» Aim of the task
Would you retype all of these records exactly?

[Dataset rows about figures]
____________________

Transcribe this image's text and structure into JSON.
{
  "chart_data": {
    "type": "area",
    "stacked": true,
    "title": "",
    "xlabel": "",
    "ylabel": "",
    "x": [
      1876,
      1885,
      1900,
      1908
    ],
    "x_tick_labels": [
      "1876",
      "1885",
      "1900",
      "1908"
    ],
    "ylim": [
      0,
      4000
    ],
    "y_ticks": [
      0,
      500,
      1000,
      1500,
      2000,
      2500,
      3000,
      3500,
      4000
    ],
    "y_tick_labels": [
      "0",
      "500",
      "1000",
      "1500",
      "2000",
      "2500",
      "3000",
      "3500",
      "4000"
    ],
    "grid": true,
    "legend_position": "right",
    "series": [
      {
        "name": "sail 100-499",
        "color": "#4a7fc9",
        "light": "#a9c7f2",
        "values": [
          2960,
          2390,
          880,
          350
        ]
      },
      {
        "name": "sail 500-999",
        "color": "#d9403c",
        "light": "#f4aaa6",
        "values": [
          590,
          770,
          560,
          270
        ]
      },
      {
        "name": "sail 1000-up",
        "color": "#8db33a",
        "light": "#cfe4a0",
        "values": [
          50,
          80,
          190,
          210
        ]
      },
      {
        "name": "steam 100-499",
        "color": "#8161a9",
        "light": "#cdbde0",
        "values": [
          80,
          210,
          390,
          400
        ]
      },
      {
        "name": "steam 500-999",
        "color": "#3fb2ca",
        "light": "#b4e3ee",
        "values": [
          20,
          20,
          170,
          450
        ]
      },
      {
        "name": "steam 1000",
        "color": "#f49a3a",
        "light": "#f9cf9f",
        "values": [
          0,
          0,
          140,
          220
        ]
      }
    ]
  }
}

____________________

» Written solution
Transcribe this image's text and structure into JSON.
{
  "chart_data": {
    "type": "area",
    "stacked": true,
    "title": "",
    "xlabel": "",
    "ylabel": "",
    "x": [
      1876,
      1885,
      1900,
      1908
    ],
    "x_tick_labels": [
      "1876",
      "1885",
      "1900",
      "1908"
    ],
    "ylim": [
      0,
      4000
    ],
    "y_ticks": [
      0,
      500,
      1000,
      1500,
      2000,
      2500,
      3000,
      3500,
      4000
    ],
    "y_tick_labels": [
      "0",
      "500",
      "1000",
      "1500",
      "2000",
      "2500",
      "3000",
      "3500",
      "4000"
    ],
    "grid": true,
    "legend_position": "right",
    "series": [
      {
        "name": "sail 100-499",
        "color": "#4a7fc9",
        "light": "#a9c7f2",
        "values": [
          2960,
          2390,
          880,
          350
        ]
      },
      {
        "name": "sail 500-999",
        "color": "#d9403c",
        "light": "#f4aaa6",
        "values": [
          590,
          770,
          560,
          270
        ]
      },
      {
        "name": "sail 1000-up",
        "color": "#8db33a",
        "light": "#cfe4a0",
        "values": [
          50,
          80,
          190,
          210
        ]
      },
      {
        "name": "steam 100-499",
        "color": "#8161a9",
        "light": "#cdbde0",
        "values": [
          80,
          210,
          390,
          400
        ]
      },
      {
        "name": "steam 500-999",
        "color": "#3fb2ca",
        "light": "#b4e3ee",
        "values": [
          20,
          20,
          170,
          450
        ]
      },
      {
        "name": "steam 1000",
        "color": "#f49a3a",
        "light": "#f9cf9f",
        "values": [
          0,
          0,
          140,
          220
        ]
      }
    ]
  }
}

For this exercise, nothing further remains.